▶ [What you will do]:
From the records below, report the number of lines that contain "Ariki", and add nothing.

Extracted records:
****

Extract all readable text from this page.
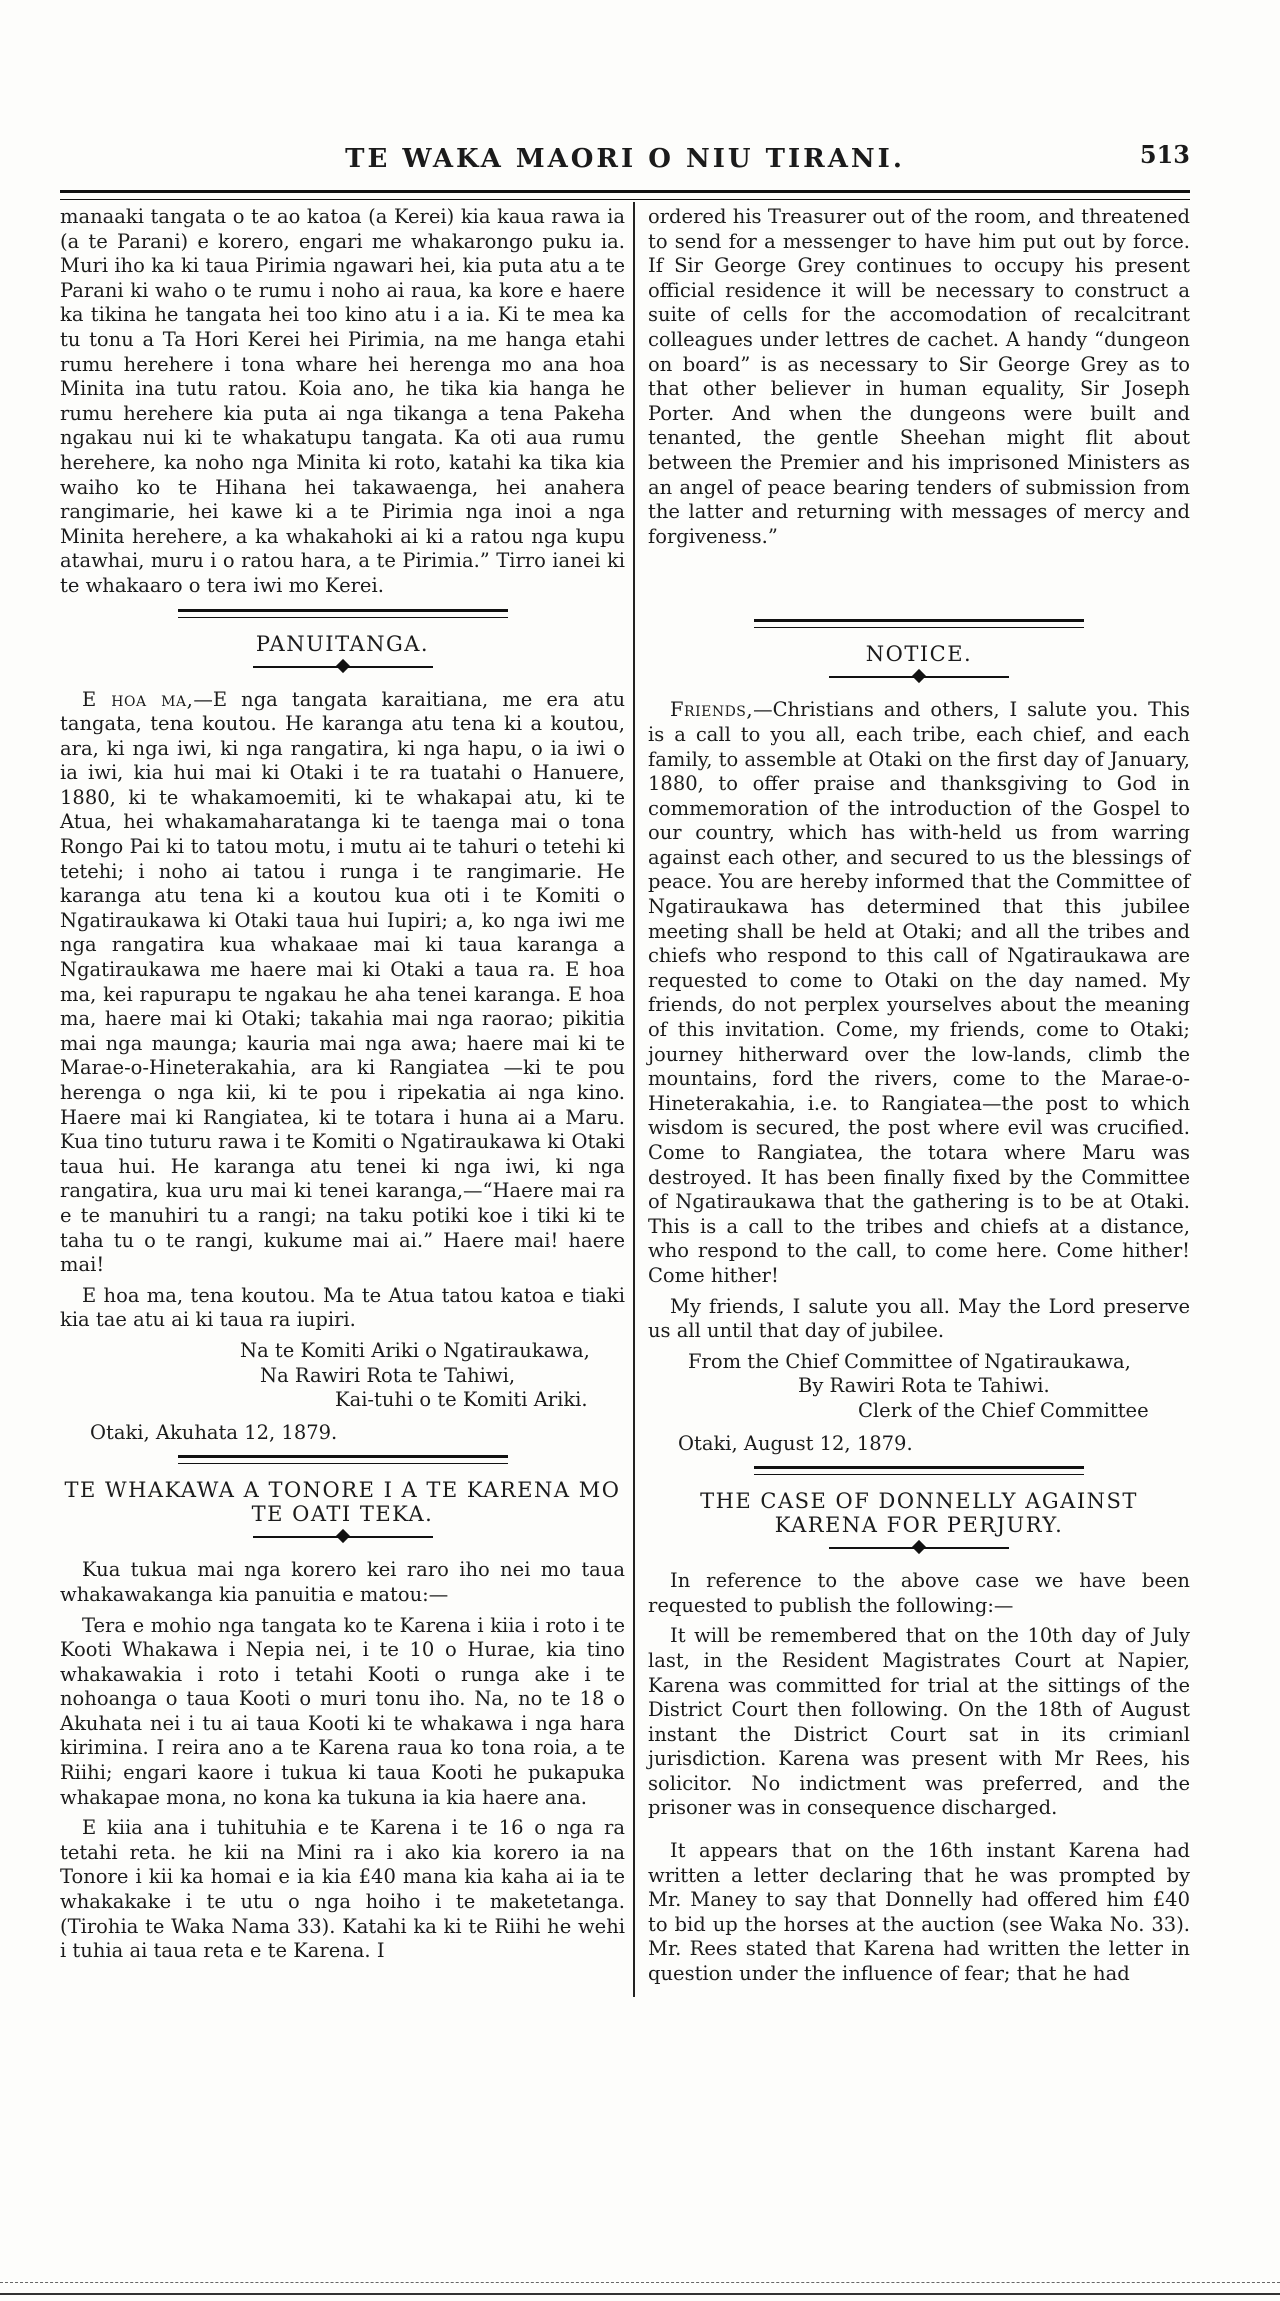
TE WAKA MAORI O NIU TIRANI.	513

manaaki tangata o te ao katoa (a Kerei) kia kaua rawa ia (a te Parani) e korero, engari me whakarongo puku ia. Muri iho ka ki taua Pirimia ngawari hei, kia puta atu a te Parani ki waho o te rumu i noho ai raua, ka kore e haere ka tikina he tangata hei too kino atu i a ia. Ki te mea ka tu tonu a Ta Hori Kerei hei Pirimia, na me hanga etahi rumu herehere i tona whare hei herenga mo ana hoa Minita ina tutu ratou. Koia ano, he tika kia hanga he rumu herehere kia puta ai nga tikanga a tena Pakeha ngakau nui ki te whakatupu tangata. Ka oti aua rumu herehere, ka noho nga Minita ki roto, katahi ka tika kia waiho ko te Hihana hei takawaenga, hei anahera rangimarie, hei kawe ki a te Pirimia nga inoi a nga Minita herehere, a ka whakahoki ai ki a ratou nga kupu atawhai, muru i o ratou hara, a te Pirimia.” Tirro ianei ki te whakaaro o tera iwi mo Kerei.

PANUITANGA.

E hoa ma,—E nga tangata karaitiana, me era atu tangata, tena koutou. He karanga atu tena ki a koutou, ara, ki nga iwi, ki nga rangatira, ki nga hapu, o ia iwi o ia iwi, kia hui mai ki Otaki i te ra tuatahi o Hanuere, 1880, ki te whakamoemiti, ki te whakapai atu, ki te Atua, hei whakamaharatanga ki te taenga mai o tona Rongo Pai ki to tatou motu, i mutu ai te tahuri o tetehi ki tetehi; i noho ai tatou i runga i te rangimarie. He karanga atu tena ki a koutou kua oti i te Komiti o Ngatiraukawa ki Otaki taua hui Iupiri; a, ko nga iwi me nga rangatira kua whakaae mai ki taua karanga a Ngatiraukawa me haere mai ki Otaki a taua ra. E hoa ma, kei rapurapu te ngakau he aha tenei karanga. E hoa ma, haere mai ki Otaki; takahia mai nga raorao; pikitia mai nga maunga; kauria mai nga awa; haere mai ki te Marae-o-Hineterakahia, ara ki Rangiatea —ki te pou herenga o nga kii, ki te pou i ripekatia ai nga kino. Haere mai ki Rangiatea, ki te totara i huna ai a Maru. Kua tino tuturu rawa i te Komiti o Ngatiraukawa ki Otaki taua hui. He karanga atu tenei ki nga iwi, ki nga rangatira, kua uru mai ki tenei karanga,—“Haere mai ra e te manuhiri tu a rangi; na taku potiki koe i tiki ki te taha tu o te rangi, kukume mai ai.” Haere mai! haere mai!

E hoa ma, tena koutou. Ma te Atua tatou katoa e tiaki kia tae atu ai ki taua ra iupiri.

Na te Komiti Ariki o Ngatiraukawa,
Na Rawiri Rota te Tahiwi,
Kai-tuhi o te Komiti Ariki.
Otaki, Akuhata 12, 1879.
TE WHAKAWA A TONORE I A TE KARENA MO TE OATI TEKA.

Kua tukua mai nga korero kei raro iho nei mo taua whakawakanga kia panuitia e matou:—

Tera e mohio nga tangata ko te Karena i kiia i roto i te Kooti Whakawa i Nepia nei, i te 10 o Hurae, kia tino whakawakia i roto i tetahi Kooti o runga ake i te nohoanga o taua Kooti o muri tonu iho. Na, no te 18 o Akuhata nei i tu ai taua Kooti ki te whakawa i nga hara kirimina. I reira ano a te Karena raua ko tona roia, a te Riihi; engari kaore i tukua ki taua Kooti he pukapuka whakapae mona, no kona ka tukuna ia kia haere ana.

E kiia ana i tuhituhia e te Karena i te 16 o nga ra tetahi reta. he kii na Mini ra i ako kia korero ia na Tonore i kii ka homai e ia kia £40 mana kia kaha ai ia te whakakake i te utu o nga hoiho i te maketetanga. (Tirohia te Waka Nama 33). Katahi ka ki te Riihi he wehi i tuhia ai taua reta e te Karena. I

ordered his Treasurer out of the room, and threatened to send for a messenger to have him put out by force. If Sir George Grey continues to occupy his present official residence it will be necessary to construct a suite of cells for the accomodation of recalcitrant colleagues under lettres de cachet. A handy “dungeon on board” is as necessary to Sir George Grey as to that other believer in human equality, Sir Joseph Porter. And when the dungeons were built and tenanted, the gentle Sheehan might flit about between the Premier and his imprisoned Ministers as an angel of peace bearing tenders of submission from the latter and returning with messages of mercy and forgiveness.”

NOTICE.

Friends,—Christians and others, I salute you. This is a call to you all, each tribe, each chief, and each family, to assemble at Otaki on the first day of January, 1880, to offer praise and thanksgiving to God in commemoration of the introduction of the Gospel to our country, which has with-held us from warring against each other, and secured to us the blessings of peace. You are hereby informed that the Committee of Ngatiraukawa has determined that this jubilee meeting shall be held at Otaki; and all the tribes and chiefs who respond to this call of Ngatiraukawa are requested to come to Otaki on the day named. My friends, do not perplex yourselves about the meaning of this invitation. Come, my friends, come to Otaki; journey hitherward over the low-lands, climb the mountains, ford the rivers, come to the Marae-o-Hineterakahia, i.e. to Rangiatea—the post to which wisdom is secured, the post where evil was crucified. Come to Rangiatea, the totara where Maru was destroyed. It has been finally fixed by the Committee of Ngatiraukawa that the gathering is to be at Otaki. This is a call to the tribes and chiefs at a distance, who respond to the call, to come here. Come hither! Come hither!

My friends, I salute you all. May the Lord preserve us all until that day of jubilee.

From the Chief Committee of Ngatiraukawa,
By Rawiri Rota te Tahiwi.
Clerk of the Chief Committee
Otaki, August 12, 1879.
THE CASE OF DONNELLY AGAINST KARENA FOR PERJURY.

In reference to the above case we have been requested to publish the following:—

It will be remembered that on the 10th day of July last, in the Resident Magistrates Court at Napier, Karena was committed for trial at the sittings of the District Court then following. On the 18th of August instant the District Court sat in its crimianl jurisdiction. Karena was present with Mr Rees, his solicitor. No indictment was preferred, and the prisoner was in consequence discharged.

It appears that on the 16th instant Karena had written a letter declaring that he was prompted by Mr. Maney to say that Donnelly had offered him £40 to bid up the horses at the auction (see Waka No. 33). Mr. Rees stated that Karena had written the letter in question under the influence of fear; that he had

****

▶ [Answer]:
2